(Saved entries)
=-=-=-=-=
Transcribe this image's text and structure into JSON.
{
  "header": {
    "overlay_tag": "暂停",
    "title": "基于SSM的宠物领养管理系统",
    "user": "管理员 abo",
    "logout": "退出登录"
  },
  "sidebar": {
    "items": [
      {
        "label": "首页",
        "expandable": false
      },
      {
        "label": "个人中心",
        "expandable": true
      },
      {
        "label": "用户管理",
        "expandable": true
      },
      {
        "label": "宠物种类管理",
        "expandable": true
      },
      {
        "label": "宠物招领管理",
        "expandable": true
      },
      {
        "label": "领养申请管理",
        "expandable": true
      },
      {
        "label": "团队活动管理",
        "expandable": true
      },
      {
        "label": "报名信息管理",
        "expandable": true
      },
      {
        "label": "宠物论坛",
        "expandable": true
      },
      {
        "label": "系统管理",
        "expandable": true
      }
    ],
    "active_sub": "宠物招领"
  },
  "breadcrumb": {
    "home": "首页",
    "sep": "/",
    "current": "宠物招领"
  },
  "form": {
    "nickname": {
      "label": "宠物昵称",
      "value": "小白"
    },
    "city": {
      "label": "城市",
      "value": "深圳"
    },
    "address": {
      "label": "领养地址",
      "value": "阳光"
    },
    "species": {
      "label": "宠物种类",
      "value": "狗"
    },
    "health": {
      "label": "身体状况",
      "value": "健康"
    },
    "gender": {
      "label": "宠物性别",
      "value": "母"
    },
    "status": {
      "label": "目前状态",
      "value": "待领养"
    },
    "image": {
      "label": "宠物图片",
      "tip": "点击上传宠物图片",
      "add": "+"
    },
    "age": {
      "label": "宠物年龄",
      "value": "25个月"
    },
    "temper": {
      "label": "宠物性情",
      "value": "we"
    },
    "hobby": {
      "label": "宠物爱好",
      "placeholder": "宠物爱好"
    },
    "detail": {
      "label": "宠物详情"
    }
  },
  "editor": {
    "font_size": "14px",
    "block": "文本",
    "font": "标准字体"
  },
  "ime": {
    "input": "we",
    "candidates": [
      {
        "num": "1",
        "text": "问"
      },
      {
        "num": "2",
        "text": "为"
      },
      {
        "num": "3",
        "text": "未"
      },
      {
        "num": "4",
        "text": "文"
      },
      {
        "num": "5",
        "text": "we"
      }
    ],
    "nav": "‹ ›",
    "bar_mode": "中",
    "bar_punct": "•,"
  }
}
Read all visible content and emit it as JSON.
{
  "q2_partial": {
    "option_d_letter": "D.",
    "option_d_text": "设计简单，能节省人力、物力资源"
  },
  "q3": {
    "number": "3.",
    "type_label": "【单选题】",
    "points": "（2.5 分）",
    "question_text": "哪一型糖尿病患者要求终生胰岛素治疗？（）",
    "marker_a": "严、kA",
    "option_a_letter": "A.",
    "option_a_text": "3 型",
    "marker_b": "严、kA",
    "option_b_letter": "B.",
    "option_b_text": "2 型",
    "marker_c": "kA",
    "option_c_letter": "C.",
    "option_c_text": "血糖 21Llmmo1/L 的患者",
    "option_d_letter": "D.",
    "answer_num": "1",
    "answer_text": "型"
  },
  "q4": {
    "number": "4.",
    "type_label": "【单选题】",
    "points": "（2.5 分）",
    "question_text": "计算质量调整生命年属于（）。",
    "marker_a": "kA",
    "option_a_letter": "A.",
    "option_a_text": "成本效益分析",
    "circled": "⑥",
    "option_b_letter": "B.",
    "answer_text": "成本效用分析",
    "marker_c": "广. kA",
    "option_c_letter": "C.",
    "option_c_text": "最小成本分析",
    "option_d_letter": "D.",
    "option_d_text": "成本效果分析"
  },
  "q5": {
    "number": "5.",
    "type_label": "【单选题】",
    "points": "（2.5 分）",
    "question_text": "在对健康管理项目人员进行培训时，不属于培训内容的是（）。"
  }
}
=-=-=-=-=
Exercise prompt |
Reproduce the listing above verbatim, from first line to last.

Written response |
Transcribe this image's text and structure into JSON.
{
  "header": {
    "overlay_tag": "暂停",
    "title": "基于SSM的宠物领养管理系统",
    "user": "管理员 abo",
    "logout": "退出登录"
  },
  "sidebar": {
    "items": [
      {
        "label": "首页",
        "expandable": false
      },
      {
        "label": "个人中心",
        "expandable": true
      },
      {
        "label": "用户管理",
        "expandable": true
      },
      {
        "label": "宠物种类管理",
        "expandable": true
      },
      {
        "label": "宠物招领管理",
        "expandable": true
      },
      {
        "label": "领养申请管理",
        "expandable": true
      },
      {
        "label": "团队活动管理",
        "expandable": true
      },
      {
        "label": "报名信息管理",
        "expandable": true
      },
      {
        "label": "宠物论坛",
        "expandable": true
      },
      {
        "label": "系统管理",
        "expandable": true
      }
    ],
    "active_sub": "宠物招领"
  },
  "breadcrumb": {
    "home": "首页",
    "sep": "/",
    "current": "宠物招领"
  },
  "form": {
    "nickname": {
      "label": "宠物昵称",
      "value": "小白"
    },
    "city": {
      "label": "城市",
      "value": "深圳"
    },
    "address": {
      "label": "领养地址",
      "value": "阳光"
    },
    "species": {
      "label": "宠物种类",
      "value": "狗"
    },
    "health": {
      "label": "身体状况",
      "value": "健康"
    },
    "gender": {
      "label": "宠物性别",
      "value": "母"
    },
    "status": {
      "label": "目前状态",
      "value": "待领养"
    },
    "image": {
      "label": "宠物图片",
      "tip": "点击上传宠物图片",
      "add": "+"
    },
    "age": {
      "label": "宠物年龄",
      "value": "25个月"
    },
    "temper": {
      "label": "宠物性情",
      "value": "we"
    },
    "hobby": {
      "label": "宠物爱好",
      "placeholder": "宠物爱好"
    },
    "detail": {
      "label": "宠物详情"
    }
  },
  "editor": {
    "font_size": "14px",
    "block": "文本",
    "font": "标准字体"
  },
  "ime": {
    "input": "we",
    "candidates": [
      {
        "num": "1",
        "text": "问"
      },
      {
        "num": "2",
        "text": "为"
      },
      {
        "num": "3",
        "text": "未"
      },
      {
        "num": "4",
        "text": "文"
      },
      {
        "num": "5",
        "text": "we"
      }
    ],
    "nav": "‹ ›",
    "bar_mode": "中",
    "bar_punct": "•,"
  }
}
Read all visible content and emit it as JSON.
{
  "q2_partial": {
    "option_d_letter": "D.",
    "option_d_text": "设计简单，能节省人力、物力资源"
  },
  "q3": {
    "number": "3.",
    "type_label": "【单选题】",
    "points": "（2.5 分）",
    "question_text": "哪一型糖尿病患者要求终生胰岛素治疗？（）",
    "marker_a": "严、kA",
    "option_a_letter": "A.",
    "option_a_text": "3 型",
    "marker_b": "严、kA",
    "option_b_letter": "B.",
    "option_b_text": "2 型",
    "marker_c": "kA",
    "option_c_letter": "C.",
    "option_c_text": "血糖 21Llmmo1/L 的患者",
    "option_d_letter": "D.",
    "answer_num": "1",
    "answer_text": "型"
  },
  "q4": {
    "number": "4.",
    "type_label": "【单选题】",
    "points": "（2.5 分）",
    "question_text": "计算质量调整生命年属于（）。",
    "marker_a": "kA",
    "option_a_letter": "A.",
    "option_a_text": "成本效益分析",
    "circled": "⑥",
    "option_b_letter": "B.",
    "answer_text": "成本效用分析",
    "marker_c": "广. kA",
    "option_c_letter": "C.",
    "option_c_text": "最小成本分析",
    "option_d_letter": "D.",
    "option_d_text": "成本效果分析"
  },
  "q5": {
    "number": "5.",
    "type_label": "【单选题】",
    "points": "（2.5 分）",
    "question_text": "在对健康管理项目人员进行培训时，不属于培训内容的是（）。"
  }
}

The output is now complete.